Records for the exercise start

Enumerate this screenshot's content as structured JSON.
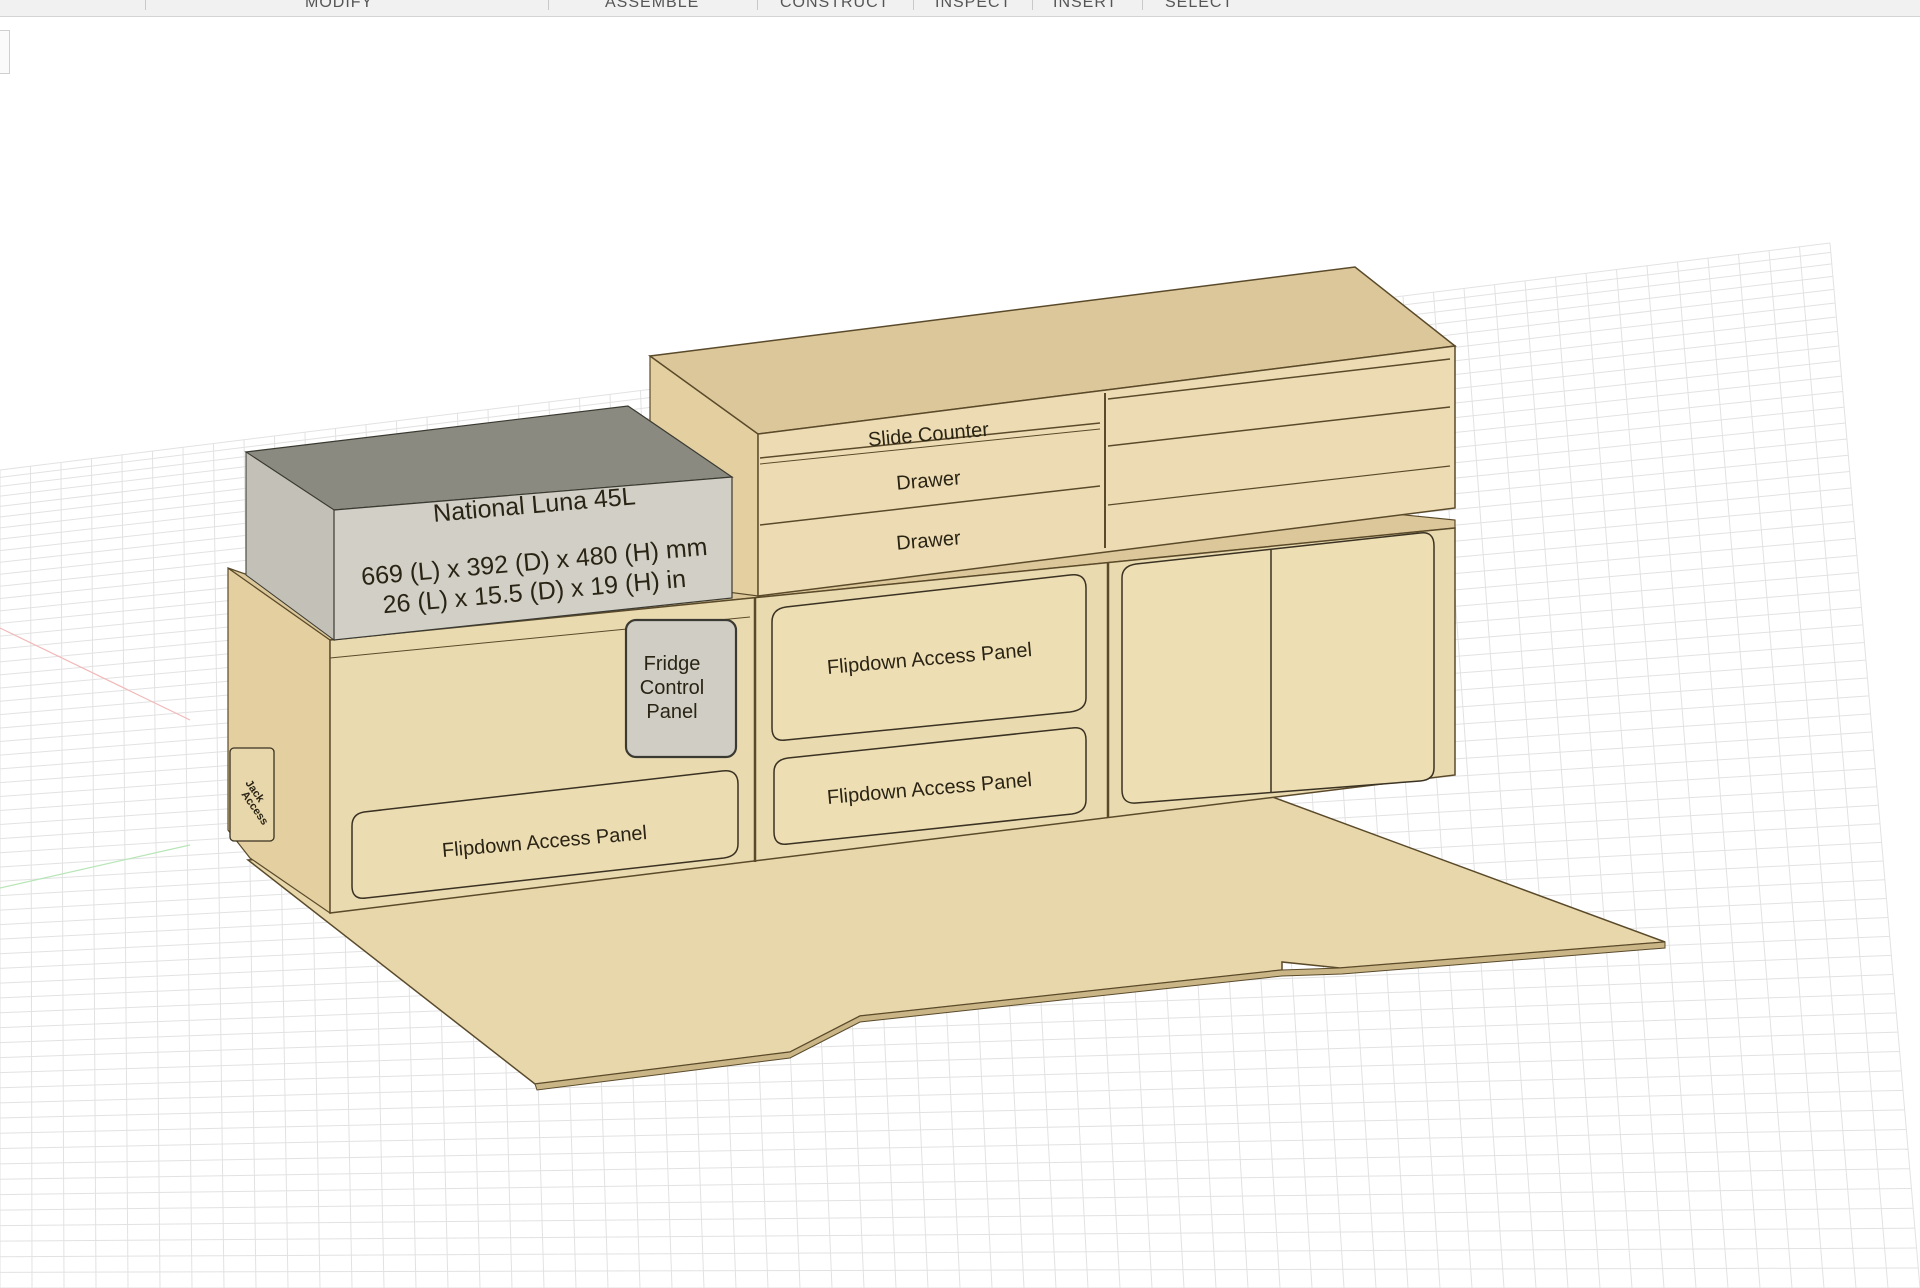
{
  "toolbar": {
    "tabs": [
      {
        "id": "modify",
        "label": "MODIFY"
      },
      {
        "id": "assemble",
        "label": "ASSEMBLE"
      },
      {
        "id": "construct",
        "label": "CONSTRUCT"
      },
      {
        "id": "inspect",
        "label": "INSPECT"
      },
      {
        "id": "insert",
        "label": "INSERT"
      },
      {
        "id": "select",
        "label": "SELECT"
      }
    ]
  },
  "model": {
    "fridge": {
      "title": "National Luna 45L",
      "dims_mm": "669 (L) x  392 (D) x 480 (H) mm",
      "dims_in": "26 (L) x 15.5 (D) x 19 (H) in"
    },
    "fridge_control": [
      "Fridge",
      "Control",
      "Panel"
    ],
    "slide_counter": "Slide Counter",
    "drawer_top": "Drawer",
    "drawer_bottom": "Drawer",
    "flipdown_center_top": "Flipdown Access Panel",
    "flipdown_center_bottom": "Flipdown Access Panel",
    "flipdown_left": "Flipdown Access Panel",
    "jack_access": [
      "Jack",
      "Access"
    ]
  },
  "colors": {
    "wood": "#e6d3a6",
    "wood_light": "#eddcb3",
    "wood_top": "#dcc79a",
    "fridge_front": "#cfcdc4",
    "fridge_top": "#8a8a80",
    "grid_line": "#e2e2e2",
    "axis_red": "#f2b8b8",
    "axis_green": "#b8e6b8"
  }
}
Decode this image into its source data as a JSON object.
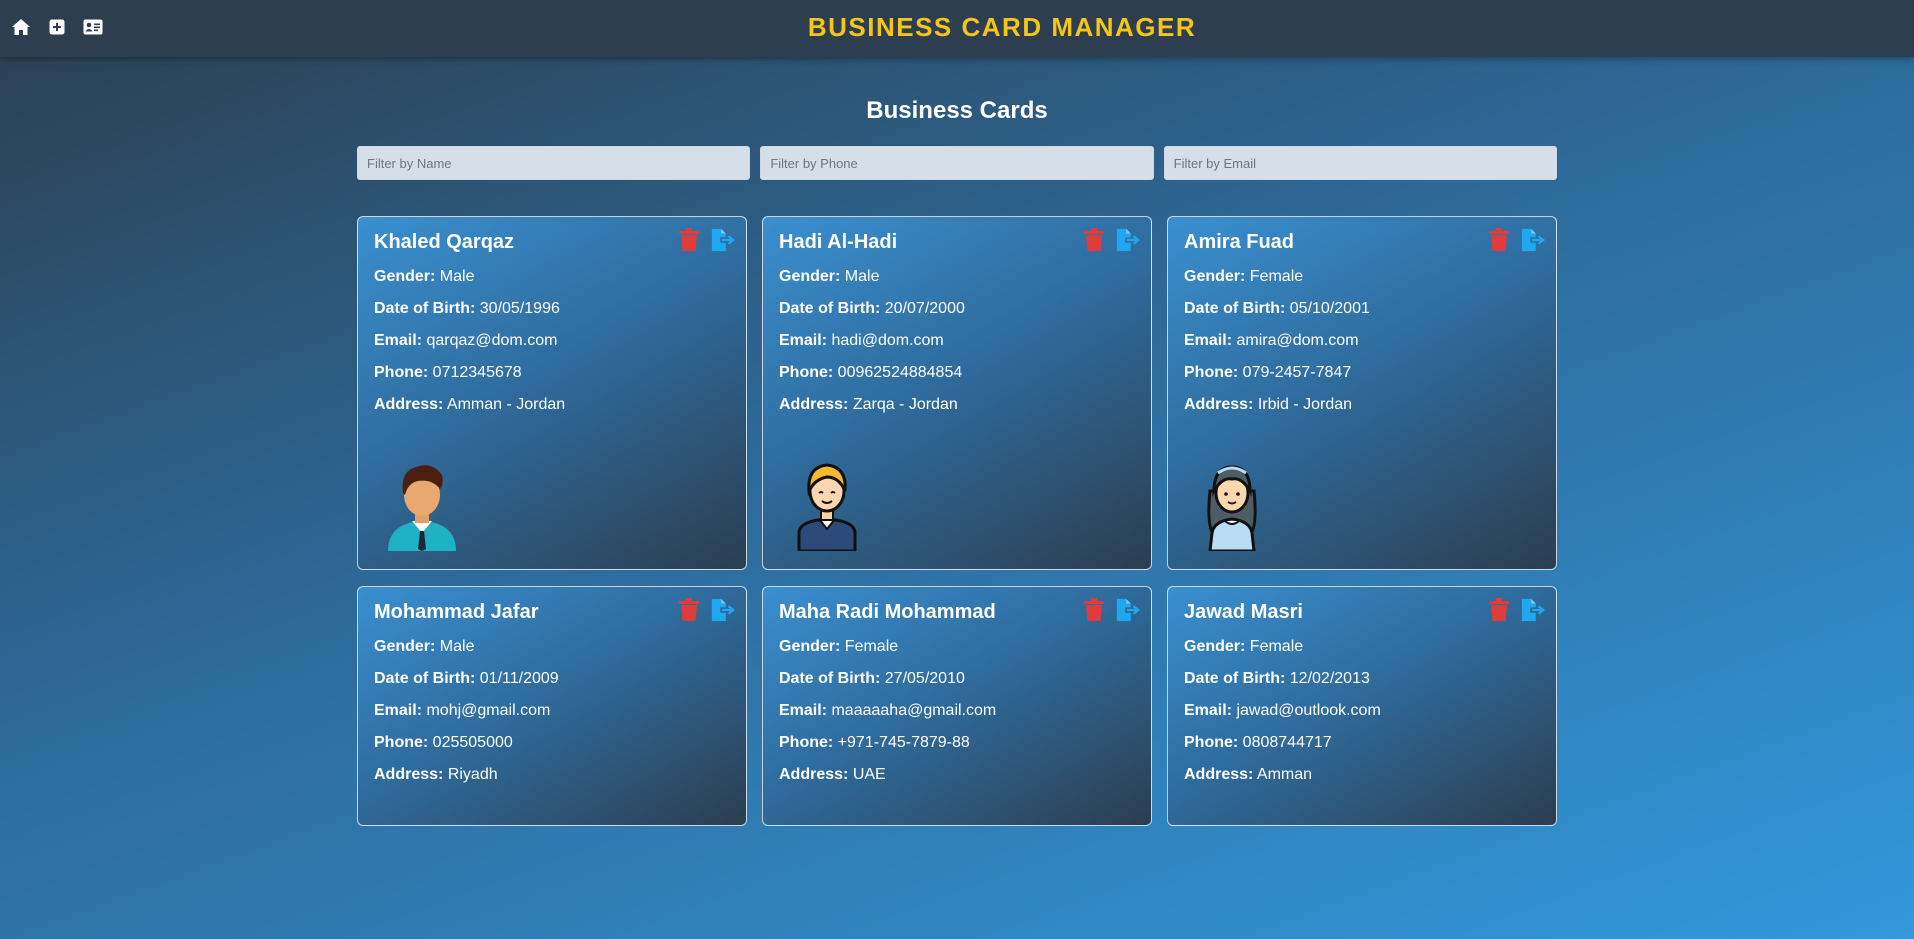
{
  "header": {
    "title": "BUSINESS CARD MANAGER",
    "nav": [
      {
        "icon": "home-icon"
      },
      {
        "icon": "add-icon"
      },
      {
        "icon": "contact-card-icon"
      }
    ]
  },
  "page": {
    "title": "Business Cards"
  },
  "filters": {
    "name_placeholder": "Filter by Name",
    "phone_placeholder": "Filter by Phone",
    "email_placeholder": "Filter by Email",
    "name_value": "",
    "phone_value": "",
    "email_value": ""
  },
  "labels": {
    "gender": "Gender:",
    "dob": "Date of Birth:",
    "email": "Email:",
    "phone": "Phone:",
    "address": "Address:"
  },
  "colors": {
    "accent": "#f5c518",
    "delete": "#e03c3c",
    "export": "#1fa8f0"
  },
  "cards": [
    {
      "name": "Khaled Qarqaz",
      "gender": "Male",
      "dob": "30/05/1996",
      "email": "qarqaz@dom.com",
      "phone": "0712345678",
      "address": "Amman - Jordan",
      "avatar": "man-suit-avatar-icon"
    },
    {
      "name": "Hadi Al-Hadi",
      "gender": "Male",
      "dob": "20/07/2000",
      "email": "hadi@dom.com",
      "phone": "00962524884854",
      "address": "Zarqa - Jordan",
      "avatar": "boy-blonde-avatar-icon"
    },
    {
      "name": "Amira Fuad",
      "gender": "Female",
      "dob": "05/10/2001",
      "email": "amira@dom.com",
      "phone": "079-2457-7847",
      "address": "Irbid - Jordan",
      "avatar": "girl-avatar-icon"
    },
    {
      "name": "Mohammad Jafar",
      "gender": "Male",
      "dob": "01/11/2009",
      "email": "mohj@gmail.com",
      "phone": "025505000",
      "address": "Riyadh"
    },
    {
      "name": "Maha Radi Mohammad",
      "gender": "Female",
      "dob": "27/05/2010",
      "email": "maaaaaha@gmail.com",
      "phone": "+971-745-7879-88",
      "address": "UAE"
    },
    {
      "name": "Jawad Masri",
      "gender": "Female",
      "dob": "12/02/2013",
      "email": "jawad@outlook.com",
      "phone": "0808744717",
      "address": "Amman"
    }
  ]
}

Records for the exercise end

Task description ▸
Give back all entries exactly. No pictures belong in the copy.

Solution to the problem ▸
Enumerate this screenshot's content as structured JSON.
{
  "toolbar": {
    "tabs": [
      {
        "id": "modify",
        "label": "MODIFY"
      },
      {
        "id": "assemble",
        "label": "ASSEMBLE"
      },
      {
        "id": "construct",
        "label": "CONSTRUCT"
      },
      {
        "id": "inspect",
        "label": "INSPECT"
      },
      {
        "id": "insert",
        "label": "INSERT"
      },
      {
        "id": "select",
        "label": "SELECT"
      }
    ]
  },
  "model": {
    "fridge": {
      "title": "National Luna 45L",
      "dims_mm": "669 (L) x  392 (D) x 480 (H) mm",
      "dims_in": "26 (L) x 15.5 (D) x 19 (H) in"
    },
    "fridge_control": [
      "Fridge",
      "Control",
      "Panel"
    ],
    "slide_counter": "Slide Counter",
    "drawer_top": "Drawer",
    "drawer_bottom": "Drawer",
    "flipdown_center_top": "Flipdown Access Panel",
    "flipdown_center_bottom": "Flipdown Access Panel",
    "flipdown_left": "Flipdown Access Panel",
    "jack_access": [
      "Jack",
      "Access"
    ]
  },
  "colors": {
    "wood": "#e6d3a6",
    "wood_light": "#eddcb3",
    "wood_top": "#dcc79a",
    "fridge_front": "#cfcdc4",
    "fridge_top": "#8a8a80",
    "grid_line": "#e2e2e2",
    "axis_red": "#f2b8b8",
    "axis_green": "#b8e6b8"
  }
}
Decode this image into its source data as a JSON object.
{
  "header": {
    "title": "BUSINESS CARD MANAGER",
    "nav": [
      {
        "icon": "home-icon"
      },
      {
        "icon": "add-icon"
      },
      {
        "icon": "contact-card-icon"
      }
    ]
  },
  "page": {
    "title": "Business Cards"
  },
  "filters": {
    "name_placeholder": "Filter by Name",
    "phone_placeholder": "Filter by Phone",
    "email_placeholder": "Filter by Email",
    "name_value": "",
    "phone_value": "",
    "email_value": ""
  },
  "labels": {
    "gender": "Gender:",
    "dob": "Date of Birth:",
    "email": "Email:",
    "phone": "Phone:",
    "address": "Address:"
  },
  "colors": {
    "accent": "#f5c518",
    "delete": "#e03c3c",
    "export": "#1fa8f0"
  },
  "cards": [
    {
      "name": "Khaled Qarqaz",
      "gender": "Male",
      "dob": "30/05/1996",
      "email": "qarqaz@dom.com",
      "phone": "0712345678",
      "address": "Amman - Jordan",
      "avatar": "man-suit-avatar-icon"
    },
    {
      "name": "Hadi Al-Hadi",
      "gender": "Male",
      "dob": "20/07/2000",
      "email": "hadi@dom.com",
      "phone": "00962524884854",
      "address": "Zarqa - Jordan",
      "avatar": "boy-blonde-avatar-icon"
    },
    {
      "name": "Amira Fuad",
      "gender": "Female",
      "dob": "05/10/2001",
      "email": "amira@dom.com",
      "phone": "079-2457-7847",
      "address": "Irbid - Jordan",
      "avatar": "girl-avatar-icon"
    },
    {
      "name": "Mohammad Jafar",
      "gender": "Male",
      "dob": "01/11/2009",
      "email": "mohj@gmail.com",
      "phone": "025505000",
      "address": "Riyadh"
    },
    {
      "name": "Maha Radi Mohammad",
      "gender": "Female",
      "dob": "27/05/2010",
      "email": "maaaaaha@gmail.com",
      "phone": "+971-745-7879-88",
      "address": "UAE"
    },
    {
      "name": "Jawad Masri",
      "gender": "Female",
      "dob": "12/02/2013",
      "email": "jawad@outlook.com",
      "phone": "0808744717",
      "address": "Amman"
    }
  ]
}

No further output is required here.